---- SELECTED PASSAGE

Increase in dead seals due to fishing nets and cannibalism
An increase in the number of dead seals washing ashore in counties including Wexford, is being blamed on fishing nets and cannibalism within the seal population.
A survey by the Irish Seal Sanctuary began in 2012 with the support of the public who were asked to record the location of dead seals and to take photographs of the scene.
As part of the non-scientific survey, some post-mortem studies at University College Dublin identified injuries believed to be consistent with older bull seals attacking young members of the grey seal population.
The phenomenon may be responsible for injuries previously thought to have been caused by propellers.
In a dead seal database report covering the two years up to May 2016, the Irish Seal Sanctuary said that 104 carcasses were washed ashore in 77 cases reported to it by the public.
The numbers were down slightly from 171 dead seals recorded in 140 reports in the previous two years.
The latest report includes cases notified to the seal sanctuary from 13 counties with the biggest number of carcasses found in counties Dublin (26), Cork (19), Wexford (12) and Waterford (11).
While numbers showing evidence of being entangled in fishery nets were small, the report said a separate study of mammals caught in tangle nets showed much higher seal numbers than those reported to its survey. This indicates only a portion of seals caught in nets washing ashore.
It was not possible to tell if the litter entanglements happened before or after the seals died.
The database of dead seals showed the highest numbers in Waterford and Wexford were found in December and January which may or may not be coincidental to inshore herring and sprat fishery happening at the same time, the seal sanctuary said.
The two main seal species in Ireland, the common and grey seal, are protected under the country's wildlife laws.

--------
---- RECORDS

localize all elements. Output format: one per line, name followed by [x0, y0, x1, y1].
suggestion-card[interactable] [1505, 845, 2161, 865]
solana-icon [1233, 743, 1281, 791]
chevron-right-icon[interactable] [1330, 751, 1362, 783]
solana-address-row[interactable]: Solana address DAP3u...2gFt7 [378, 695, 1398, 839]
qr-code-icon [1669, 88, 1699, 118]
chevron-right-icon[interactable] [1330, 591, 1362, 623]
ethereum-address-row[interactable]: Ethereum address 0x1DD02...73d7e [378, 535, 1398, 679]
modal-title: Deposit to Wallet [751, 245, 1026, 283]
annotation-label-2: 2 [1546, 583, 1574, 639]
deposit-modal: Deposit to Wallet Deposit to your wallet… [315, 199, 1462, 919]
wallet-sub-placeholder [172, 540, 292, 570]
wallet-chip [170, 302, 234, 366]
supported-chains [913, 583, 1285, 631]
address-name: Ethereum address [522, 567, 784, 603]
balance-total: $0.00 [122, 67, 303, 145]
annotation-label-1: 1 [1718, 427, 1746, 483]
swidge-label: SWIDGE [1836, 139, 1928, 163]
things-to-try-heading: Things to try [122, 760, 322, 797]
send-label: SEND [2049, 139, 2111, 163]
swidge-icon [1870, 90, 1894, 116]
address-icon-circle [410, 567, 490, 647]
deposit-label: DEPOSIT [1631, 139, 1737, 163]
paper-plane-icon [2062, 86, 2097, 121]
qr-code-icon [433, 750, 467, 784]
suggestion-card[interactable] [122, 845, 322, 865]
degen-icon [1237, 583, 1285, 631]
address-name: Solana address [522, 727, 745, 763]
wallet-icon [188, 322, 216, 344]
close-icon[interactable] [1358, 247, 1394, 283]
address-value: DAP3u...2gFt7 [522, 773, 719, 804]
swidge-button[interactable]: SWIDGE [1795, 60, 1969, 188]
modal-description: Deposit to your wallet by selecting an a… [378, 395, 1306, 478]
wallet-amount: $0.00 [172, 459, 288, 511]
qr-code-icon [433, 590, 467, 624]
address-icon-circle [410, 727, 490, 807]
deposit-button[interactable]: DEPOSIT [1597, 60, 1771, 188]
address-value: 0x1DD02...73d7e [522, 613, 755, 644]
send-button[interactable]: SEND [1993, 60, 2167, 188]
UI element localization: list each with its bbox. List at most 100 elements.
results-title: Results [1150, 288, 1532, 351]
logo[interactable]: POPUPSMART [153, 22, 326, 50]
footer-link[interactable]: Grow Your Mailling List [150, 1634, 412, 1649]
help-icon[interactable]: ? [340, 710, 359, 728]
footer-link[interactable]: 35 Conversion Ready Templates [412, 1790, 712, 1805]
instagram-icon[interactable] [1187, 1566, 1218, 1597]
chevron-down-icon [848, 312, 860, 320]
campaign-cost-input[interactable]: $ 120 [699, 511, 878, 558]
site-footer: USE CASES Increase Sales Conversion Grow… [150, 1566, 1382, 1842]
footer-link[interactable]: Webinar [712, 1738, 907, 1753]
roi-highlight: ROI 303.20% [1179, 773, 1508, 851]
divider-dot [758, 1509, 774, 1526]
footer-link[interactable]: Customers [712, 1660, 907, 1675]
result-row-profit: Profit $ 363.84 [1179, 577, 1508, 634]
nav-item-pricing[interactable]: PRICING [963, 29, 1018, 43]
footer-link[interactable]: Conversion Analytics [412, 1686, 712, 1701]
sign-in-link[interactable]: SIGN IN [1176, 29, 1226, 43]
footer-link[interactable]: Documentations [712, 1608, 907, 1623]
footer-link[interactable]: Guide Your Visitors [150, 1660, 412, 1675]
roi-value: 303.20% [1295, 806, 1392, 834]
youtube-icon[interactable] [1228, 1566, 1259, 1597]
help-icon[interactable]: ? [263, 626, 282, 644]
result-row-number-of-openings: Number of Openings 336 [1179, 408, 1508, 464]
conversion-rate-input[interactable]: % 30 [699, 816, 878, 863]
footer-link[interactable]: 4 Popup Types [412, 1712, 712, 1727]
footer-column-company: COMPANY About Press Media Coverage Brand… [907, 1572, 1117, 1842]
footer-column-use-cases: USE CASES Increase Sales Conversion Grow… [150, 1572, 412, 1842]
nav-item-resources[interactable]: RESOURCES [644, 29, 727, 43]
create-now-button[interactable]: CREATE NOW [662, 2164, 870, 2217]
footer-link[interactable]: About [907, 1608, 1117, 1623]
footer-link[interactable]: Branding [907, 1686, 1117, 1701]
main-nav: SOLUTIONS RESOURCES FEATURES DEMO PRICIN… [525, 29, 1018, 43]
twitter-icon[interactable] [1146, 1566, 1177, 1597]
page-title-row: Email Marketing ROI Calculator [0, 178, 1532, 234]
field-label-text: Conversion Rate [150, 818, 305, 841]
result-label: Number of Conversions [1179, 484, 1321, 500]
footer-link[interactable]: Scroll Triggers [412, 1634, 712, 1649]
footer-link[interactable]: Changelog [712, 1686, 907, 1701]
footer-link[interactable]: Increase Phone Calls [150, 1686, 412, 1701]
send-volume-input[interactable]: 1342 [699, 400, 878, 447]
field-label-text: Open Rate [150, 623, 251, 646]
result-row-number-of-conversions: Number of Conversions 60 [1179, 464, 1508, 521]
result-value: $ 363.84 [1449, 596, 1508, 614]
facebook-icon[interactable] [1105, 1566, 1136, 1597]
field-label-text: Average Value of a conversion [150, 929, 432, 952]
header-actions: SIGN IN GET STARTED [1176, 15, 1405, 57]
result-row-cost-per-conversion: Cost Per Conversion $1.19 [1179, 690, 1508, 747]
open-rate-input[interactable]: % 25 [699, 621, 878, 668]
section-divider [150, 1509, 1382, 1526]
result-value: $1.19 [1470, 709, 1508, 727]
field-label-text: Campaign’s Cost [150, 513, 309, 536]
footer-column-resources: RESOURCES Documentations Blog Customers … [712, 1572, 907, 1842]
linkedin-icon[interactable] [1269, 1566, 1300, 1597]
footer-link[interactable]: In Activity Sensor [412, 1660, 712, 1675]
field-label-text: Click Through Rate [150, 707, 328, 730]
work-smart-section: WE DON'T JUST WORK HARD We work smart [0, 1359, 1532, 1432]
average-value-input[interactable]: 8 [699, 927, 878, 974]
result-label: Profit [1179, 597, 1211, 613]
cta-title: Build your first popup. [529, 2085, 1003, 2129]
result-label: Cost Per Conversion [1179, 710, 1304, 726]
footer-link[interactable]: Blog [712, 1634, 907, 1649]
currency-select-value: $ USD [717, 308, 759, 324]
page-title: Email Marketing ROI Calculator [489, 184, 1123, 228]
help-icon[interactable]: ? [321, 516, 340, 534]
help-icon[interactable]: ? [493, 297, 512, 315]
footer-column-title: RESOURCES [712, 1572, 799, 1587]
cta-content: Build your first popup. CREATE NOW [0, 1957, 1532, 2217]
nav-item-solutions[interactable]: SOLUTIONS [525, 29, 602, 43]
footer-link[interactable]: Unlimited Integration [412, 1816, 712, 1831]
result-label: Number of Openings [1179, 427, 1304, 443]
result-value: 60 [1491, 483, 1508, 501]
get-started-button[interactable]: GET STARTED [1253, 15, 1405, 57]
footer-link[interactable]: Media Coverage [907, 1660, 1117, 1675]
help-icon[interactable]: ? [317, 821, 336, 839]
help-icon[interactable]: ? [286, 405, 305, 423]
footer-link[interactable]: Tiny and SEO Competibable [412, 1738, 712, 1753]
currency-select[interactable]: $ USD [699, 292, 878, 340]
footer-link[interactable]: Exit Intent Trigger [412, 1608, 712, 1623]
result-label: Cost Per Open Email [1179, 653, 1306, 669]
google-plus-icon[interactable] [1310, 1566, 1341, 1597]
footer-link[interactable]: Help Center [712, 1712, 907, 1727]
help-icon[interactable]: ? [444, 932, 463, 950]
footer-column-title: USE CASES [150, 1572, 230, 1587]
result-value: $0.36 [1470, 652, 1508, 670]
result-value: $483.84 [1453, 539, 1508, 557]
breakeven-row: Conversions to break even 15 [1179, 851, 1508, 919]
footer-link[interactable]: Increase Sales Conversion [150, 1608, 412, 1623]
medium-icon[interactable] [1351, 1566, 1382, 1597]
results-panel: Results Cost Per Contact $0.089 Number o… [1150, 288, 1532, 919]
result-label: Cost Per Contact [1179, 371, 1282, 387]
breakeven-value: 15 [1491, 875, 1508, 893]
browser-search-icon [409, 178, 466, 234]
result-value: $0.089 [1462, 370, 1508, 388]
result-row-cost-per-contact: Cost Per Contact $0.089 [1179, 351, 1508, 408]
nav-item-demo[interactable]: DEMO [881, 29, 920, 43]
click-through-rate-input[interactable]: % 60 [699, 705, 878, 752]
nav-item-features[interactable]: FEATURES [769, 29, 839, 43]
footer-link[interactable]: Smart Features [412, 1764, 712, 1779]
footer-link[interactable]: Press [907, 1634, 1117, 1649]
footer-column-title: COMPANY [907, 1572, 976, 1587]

--------

§ ASSIGNMENT: Write out the passage of the article on dead seals between "As part of the" and "and Waterford (11).", inclusive, copying its wording precisely.

§ TASK OUTPUT:
As part of the non-scientific survey, some post-mortem studies at University College Dublin identified injuries believed to be consistent with older bull seals attacking young members of the grey seal population.
The phenomenon may be responsible for injuries previously thought to have been caused by propellers.
In a dead seal database report covering the two years up to May 2016, the Irish Seal Sanctuary said that 104 carcasses were washed ashore in 77 cases reported to it by the public.
The numbers were down slightly from 171 dead seals recorded in 140 reports in the previous two years.
The latest report includes cases notified to the seal sanctuary from 13 counties with the biggest number of carcasses found in counties Dublin (26), Cork (19), Wexford (12) and Waterford (11).